--- Begin DATA ENTRIES ---

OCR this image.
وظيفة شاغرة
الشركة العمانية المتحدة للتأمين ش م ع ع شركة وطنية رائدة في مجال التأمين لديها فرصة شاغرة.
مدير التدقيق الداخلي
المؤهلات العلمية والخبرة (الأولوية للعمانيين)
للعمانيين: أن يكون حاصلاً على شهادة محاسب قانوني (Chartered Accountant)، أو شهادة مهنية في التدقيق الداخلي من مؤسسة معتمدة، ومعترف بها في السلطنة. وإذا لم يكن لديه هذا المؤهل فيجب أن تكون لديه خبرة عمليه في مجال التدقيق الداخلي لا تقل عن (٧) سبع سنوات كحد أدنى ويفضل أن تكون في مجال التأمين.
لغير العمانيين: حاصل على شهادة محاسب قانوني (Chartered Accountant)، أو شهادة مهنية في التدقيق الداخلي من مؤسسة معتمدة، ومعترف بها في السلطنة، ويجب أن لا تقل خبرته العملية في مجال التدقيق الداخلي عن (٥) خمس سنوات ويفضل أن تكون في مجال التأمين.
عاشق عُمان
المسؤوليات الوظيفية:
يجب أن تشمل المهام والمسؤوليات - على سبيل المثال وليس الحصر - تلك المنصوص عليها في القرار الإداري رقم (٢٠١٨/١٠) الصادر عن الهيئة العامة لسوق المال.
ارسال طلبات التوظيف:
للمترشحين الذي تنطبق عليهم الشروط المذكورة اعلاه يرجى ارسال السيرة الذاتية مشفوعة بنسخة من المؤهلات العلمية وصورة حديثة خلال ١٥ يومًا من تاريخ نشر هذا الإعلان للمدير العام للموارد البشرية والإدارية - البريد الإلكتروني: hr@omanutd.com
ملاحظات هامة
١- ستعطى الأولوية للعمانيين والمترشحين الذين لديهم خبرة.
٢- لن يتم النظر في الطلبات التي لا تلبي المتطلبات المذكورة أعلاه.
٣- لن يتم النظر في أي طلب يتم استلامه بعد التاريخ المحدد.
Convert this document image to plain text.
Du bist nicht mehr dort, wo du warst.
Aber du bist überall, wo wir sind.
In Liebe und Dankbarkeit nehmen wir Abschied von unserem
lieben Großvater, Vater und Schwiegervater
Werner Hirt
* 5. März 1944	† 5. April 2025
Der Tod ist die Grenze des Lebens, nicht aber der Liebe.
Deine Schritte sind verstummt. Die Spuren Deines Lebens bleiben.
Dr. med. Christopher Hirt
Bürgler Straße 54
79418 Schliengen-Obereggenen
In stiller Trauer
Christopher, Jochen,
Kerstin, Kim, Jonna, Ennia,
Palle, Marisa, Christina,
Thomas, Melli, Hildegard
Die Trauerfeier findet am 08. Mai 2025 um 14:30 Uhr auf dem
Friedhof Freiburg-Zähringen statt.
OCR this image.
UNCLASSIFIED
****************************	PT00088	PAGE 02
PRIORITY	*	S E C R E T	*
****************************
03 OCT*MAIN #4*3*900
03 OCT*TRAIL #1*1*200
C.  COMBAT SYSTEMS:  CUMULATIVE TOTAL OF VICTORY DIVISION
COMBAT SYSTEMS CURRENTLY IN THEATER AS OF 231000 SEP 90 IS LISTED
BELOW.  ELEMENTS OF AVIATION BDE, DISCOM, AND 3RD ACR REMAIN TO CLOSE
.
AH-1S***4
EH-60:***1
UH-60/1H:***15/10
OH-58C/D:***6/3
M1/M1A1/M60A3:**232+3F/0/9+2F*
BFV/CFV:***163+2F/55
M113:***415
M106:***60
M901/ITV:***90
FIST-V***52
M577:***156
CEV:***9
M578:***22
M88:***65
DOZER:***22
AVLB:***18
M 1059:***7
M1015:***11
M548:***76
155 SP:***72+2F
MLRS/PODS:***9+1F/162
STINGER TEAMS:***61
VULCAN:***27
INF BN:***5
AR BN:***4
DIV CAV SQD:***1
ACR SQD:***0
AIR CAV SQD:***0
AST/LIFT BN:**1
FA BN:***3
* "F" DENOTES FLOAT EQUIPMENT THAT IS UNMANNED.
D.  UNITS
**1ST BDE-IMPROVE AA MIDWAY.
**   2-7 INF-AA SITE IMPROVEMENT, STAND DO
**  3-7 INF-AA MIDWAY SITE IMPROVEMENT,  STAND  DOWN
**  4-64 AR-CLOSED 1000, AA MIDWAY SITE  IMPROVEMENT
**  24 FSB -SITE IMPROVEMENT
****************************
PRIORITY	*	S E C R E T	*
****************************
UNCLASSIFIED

--- End DATA ENTRIES ---

WHAT TO PRODUCE: Please repeat the material above, word for word and in full.

EXERCISE ANSWER:
OCR this image.
وظيفة شاغرة
الشركة العمانية المتحدة للتأمين ش م ع ع شركة وطنية رائدة في مجال التأمين لديها فرصة شاغرة.
مدير التدقيق الداخلي
المؤهلات العلمية والخبرة (الأولوية للعمانيين)
للعمانيين: أن يكون حاصلاً على شهادة محاسب قانوني (Chartered Accountant)، أو شهادة مهنية في التدقيق الداخلي من مؤسسة معتمدة، ومعترف بها في السلطنة. وإذا لم يكن لديه هذا المؤهل فيجب أن تكون لديه خبرة عمليه في مجال التدقيق الداخلي لا تقل عن (٧) سبع سنوات كحد أدنى ويفضل أن تكون في مجال التأمين.
لغير العمانيين: حاصل على شهادة محاسب قانوني (Chartered Accountant)، أو شهادة مهنية في التدقيق الداخلي من مؤسسة معتمدة، ومعترف بها في السلطنة، ويجب أن لا تقل خبرته العملية في مجال التدقيق الداخلي عن (٥) خمس سنوات ويفضل أن تكون في مجال التأمين.
عاشق عُمان
المسؤوليات الوظيفية:
يجب أن تشمل المهام والمسؤوليات - على سبيل المثال وليس الحصر - تلك المنصوص عليها في القرار الإداري رقم (٢٠١٨/١٠) الصادر عن الهيئة العامة لسوق المال.
ارسال طلبات التوظيف:
للمترشحين الذي تنطبق عليهم الشروط المذكورة اعلاه يرجى ارسال السيرة الذاتية مشفوعة بنسخة من المؤهلات العلمية وصورة حديثة خلال ١٥ يومًا من تاريخ نشر هذا الإعلان للمدير العام للموارد البشرية والإدارية - البريد الإلكتروني: hr@omanutd.com
ملاحظات هامة
١- ستعطى الأولوية للعمانيين والمترشحين الذين لديهم خبرة.
٢- لن يتم النظر في الطلبات التي لا تلبي المتطلبات المذكورة أعلاه.
٣- لن يتم النظر في أي طلب يتم استلامه بعد التاريخ المحدد.
Convert this document image to plain text.
Du bist nicht mehr dort, wo du warst.
Aber du bist überall, wo wir sind.
In Liebe und Dankbarkeit nehmen wir Abschied von unserem
lieben Großvater, Vater und Schwiegervater
Werner Hirt
* 5. März 1944	† 5. April 2025
Der Tod ist die Grenze des Lebens, nicht aber der Liebe.
Deine Schritte sind verstummt. Die Spuren Deines Lebens bleiben.
Dr. med. Christopher Hirt
Bürgler Straße 54
79418 Schliengen-Obereggenen
In stiller Trauer
Christopher, Jochen,
Kerstin, Kim, Jonna, Ennia,
Palle, Marisa, Christina,
Thomas, Melli, Hildegard
Die Trauerfeier findet am 08. Mai 2025 um 14:30 Uhr auf dem
Friedhof Freiburg-Zähringen statt.
OCR this image.
UNCLASSIFIED
****************************	PT00088	PAGE 02
PRIORITY	*	S E C R E T	*
****************************
03 OCT*MAIN #4*3*900
03 OCT*TRAIL #1*1*200
C.  COMBAT SYSTEMS:  CUMULATIVE TOTAL OF VICTORY DIVISION
COMBAT SYSTEMS CURRENTLY IN THEATER AS OF 231000 SEP 90 IS LISTED
BELOW.  ELEMENTS OF AVIATION BDE, DISCOM, AND 3RD ACR REMAIN TO CLOSE
.
AH-1S***4
EH-60:***1
UH-60/1H:***15/10
OH-58C/D:***6/3
M1/M1A1/M60A3:**232+3F/0/9+2F*
BFV/CFV:***163+2F/55
M113:***415
M106:***60
M901/ITV:***90
FIST-V***52
M577:***156
CEV:***9
M578:***22
M88:***65
DOZER:***22
AVLB:***18
M 1059:***7
M1015:***11
M548:***76
155 SP:***72+2F
MLRS/PODS:***9+1F/162
STINGER TEAMS:***61
VULCAN:***27
INF BN:***5
AR BN:***4
DIV CAV SQD:***1
ACR SQD:***0
AIR CAV SQD:***0
AST/LIFT BN:**1
FA BN:***3
* "F" DENOTES FLOAT EQUIPMENT THAT IS UNMANNED.
D.  UNITS
**1ST BDE-IMPROVE AA MIDWAY.
**   2-7 INF-AA SITE IMPROVEMENT, STAND DO
**  3-7 INF-AA MIDWAY SITE IMPROVEMENT,  STAND  DOWN
**  4-64 AR-CLOSED 1000, AA MIDWAY SITE  IMPROVEMENT
**  24 FSB -SITE IMPROVEMENT
****************************
PRIORITY	*	S E C R E T	*
****************************
UNCLASSIFIED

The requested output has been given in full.